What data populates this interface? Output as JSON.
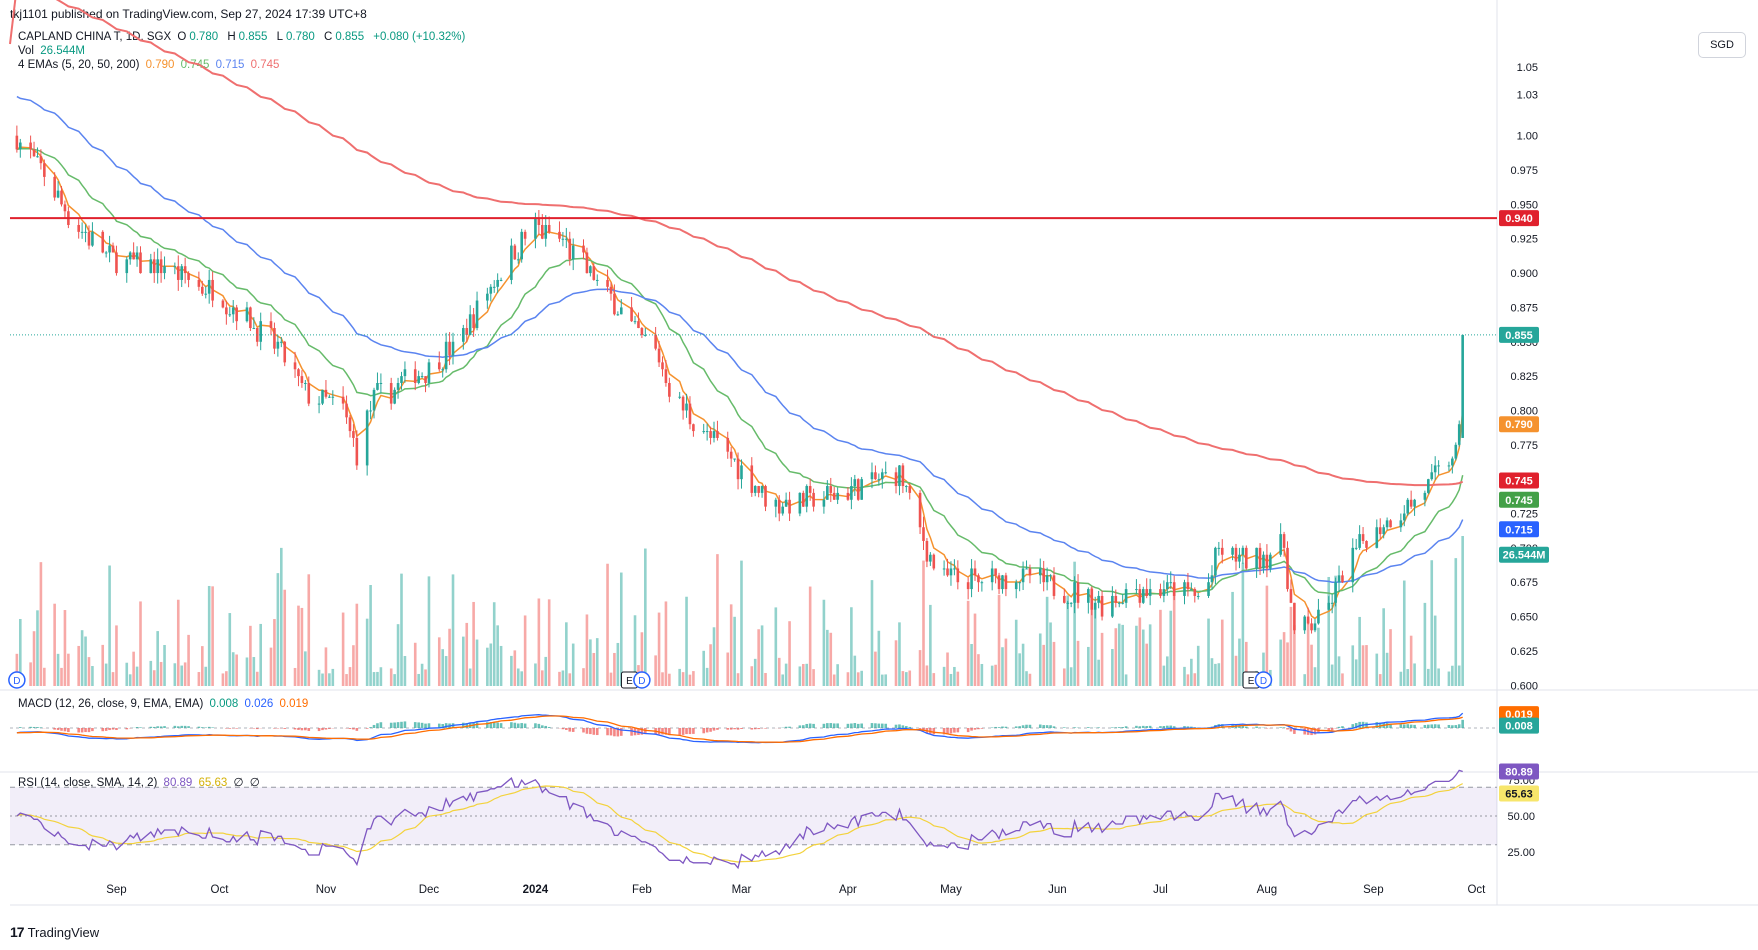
{
  "header": {
    "published": "tkj1101 published on TradingView.com, Sep 27, 2024 17:39 UTC+8",
    "symbol_line": "CAPLAND CHINA T, 1D, SGX",
    "ohlc": {
      "o_label": "O",
      "o": "0.780",
      "h_label": "H",
      "h": "0.855",
      "l_label": "L",
      "l": "0.780",
      "c_label": "C",
      "c": "0.855",
      "change": "+0.080 (+10.32%)"
    },
    "vol_label": "Vol",
    "vol_value": "26.544M",
    "ema_label": "4 EMAs (5, 20, 50, 200)",
    "ema_values": [
      "0.790",
      "0.745",
      "0.715",
      "0.745"
    ]
  },
  "currency": "SGD",
  "colors": {
    "up": "#26a69a",
    "down": "#ef5350",
    "ema5": "#f5922e",
    "ema20": "#66bb6a",
    "ema50": "#5b84f0",
    "ema200": "#ef6f6f",
    "hline": "#e0212d",
    "macd": "#2962ff",
    "signal": "#ff6d00",
    "rsi": "#7e57c2",
    "rsi_ma": "#f3d23c"
  },
  "macd_legend": {
    "label": "MACD (12, 26, close, 9, EMA, EMA)",
    "v1": "0.008",
    "v2": "0.026",
    "v3": "0.019"
  },
  "rsi_legend": {
    "label": "RSI (14, close, SMA, 14, 2)",
    "v1": "80.89",
    "v2": "65.63",
    "v3": "∅",
    "v4": "∅"
  },
  "footer": {
    "logo": "TradingView"
  },
  "chart_data": {
    "type": "candlestick",
    "title": "CAPLAND CHINA T, 1D, SGX",
    "price_axis_ticks": [
      "1.05",
      "1.03",
      "1.00",
      "0.975",
      "0.950",
      "0.925",
      "0.900",
      "0.875",
      "0.850",
      "0.825",
      "0.800",
      "0.775",
      "0.750",
      "0.725",
      "0.700",
      "0.675",
      "0.650",
      "0.625",
      "0.600"
    ],
    "ylim": [
      0.598,
      1.058
    ],
    "time_axis_ticks": [
      "Sep",
      "Oct",
      "Nov",
      "Dec",
      "2024",
      "Feb",
      "Mar",
      "Apr",
      "May",
      "Jun",
      "Jul",
      "Aug",
      "Sep",
      "Oct"
    ],
    "horizontal_line": {
      "value": 0.94,
      "label": "0.940"
    },
    "last_price": {
      "value": 0.855,
      "label": "0.855"
    },
    "price_labels": [
      {
        "label": "0.790",
        "value": 0.79,
        "series": "EMA 5"
      },
      {
        "label": "0.745",
        "value": 0.745,
        "series": "EMA 200"
      },
      {
        "label": "0.745",
        "value": 0.745,
        "series": "EMA 20"
      },
      {
        "label": "0.715",
        "value": 0.715,
        "series": "EMA 50"
      },
      {
        "label": "26.544M",
        "series": "Volume"
      }
    ],
    "close_path": [
      [
        "2023-08-03",
        1.0
      ],
      [
        "2023-08-10",
        0.975
      ],
      [
        "2023-08-20",
        0.935
      ],
      [
        "2023-08-31",
        0.91
      ],
      [
        "2023-09-15",
        0.905
      ],
      [
        "2023-09-30",
        0.885
      ],
      [
        "2023-10-10",
        0.865
      ],
      [
        "2023-10-18",
        0.845
      ],
      [
        "2023-10-27",
        0.81
      ],
      [
        "2023-11-06",
        0.8
      ],
      [
        "2023-11-10",
        0.77
      ],
      [
        "2023-11-15",
        0.81
      ],
      [
        "2023-11-20",
        0.815
      ],
      [
        "2023-11-30",
        0.83
      ],
      [
        "2023-12-08",
        0.845
      ],
      [
        "2023-12-18",
        0.885
      ],
      [
        "2023-12-26",
        0.915
      ],
      [
        "2023-12-31",
        0.935
      ],
      [
        "2024-01-08",
        0.925
      ],
      [
        "2024-01-19",
        0.895
      ],
      [
        "2024-01-29",
        0.86
      ],
      [
        "2024-02-06",
        0.84
      ],
      [
        "2024-02-10",
        0.81
      ],
      [
        "2024-02-19",
        0.785
      ],
      [
        "2024-02-29",
        0.76
      ],
      [
        "2024-03-10",
        0.73
      ],
      [
        "2024-03-22",
        0.735
      ],
      [
        "2024-04-06",
        0.745
      ],
      [
        "2024-04-16",
        0.755
      ],
      [
        "2024-04-21",
        0.72
      ],
      [
        "2024-04-27",
        0.68
      ],
      [
        "2024-05-10",
        0.675
      ],
      [
        "2024-05-22",
        0.68
      ],
      [
        "2024-06-02",
        0.67
      ],
      [
        "2024-06-15",
        0.66
      ],
      [
        "2024-06-25",
        0.67
      ],
      [
        "2024-07-05",
        0.67
      ],
      [
        "2024-07-14",
        0.665
      ],
      [
        "2024-07-18",
        0.7
      ],
      [
        "2024-07-26",
        0.69
      ],
      [
        "2024-08-06",
        0.7
      ],
      [
        "2024-08-09",
        0.635
      ],
      [
        "2024-08-17",
        0.65
      ],
      [
        "2024-08-27",
        0.7
      ],
      [
        "2024-09-05",
        0.72
      ],
      [
        "2024-09-15",
        0.74
      ],
      [
        "2024-09-20",
        0.755
      ],
      [
        "2024-09-25",
        0.77
      ],
      [
        "2024-09-26",
        0.78
      ],
      [
        "2024-09-27",
        0.855
      ]
    ],
    "ema_series": [
      {
        "name": "EMA 5",
        "value": 0.79
      },
      {
        "name": "EMA 20",
        "value": 0.745
      },
      {
        "name": "EMA 50",
        "value": 0.715
      },
      {
        "name": "EMA 200",
        "value": 0.745
      }
    ],
    "macd": {
      "ticks": [
        "0.000"
      ],
      "macd": 0.026,
      "signal": 0.019,
      "hist": 0.008
    },
    "rsi": {
      "ticks": [
        "75.00",
        "50.00",
        "25.00"
      ],
      "levels": [
        70,
        50,
        30
      ],
      "rsi": 80.89,
      "rsi_ma": 65.63
    },
    "event_markers": [
      {
        "date": "2023-08-03",
        "label": "D"
      },
      {
        "date": "2024-01-31",
        "label": "E"
      },
      {
        "date": "2024-02-01",
        "label": "D"
      },
      {
        "date": "2024-07-30",
        "label": "E"
      },
      {
        "date": "2024-07-31",
        "label": "D"
      }
    ]
  }
}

________

(TO DO): Go through the data and gather every line that holds "TradingView".

(RIGHT ANSWER):
    "published": "tkj1101 published on TradingView.com, Sep 27, 2024 17:39 UTC+8",
    "logo": "TradingView"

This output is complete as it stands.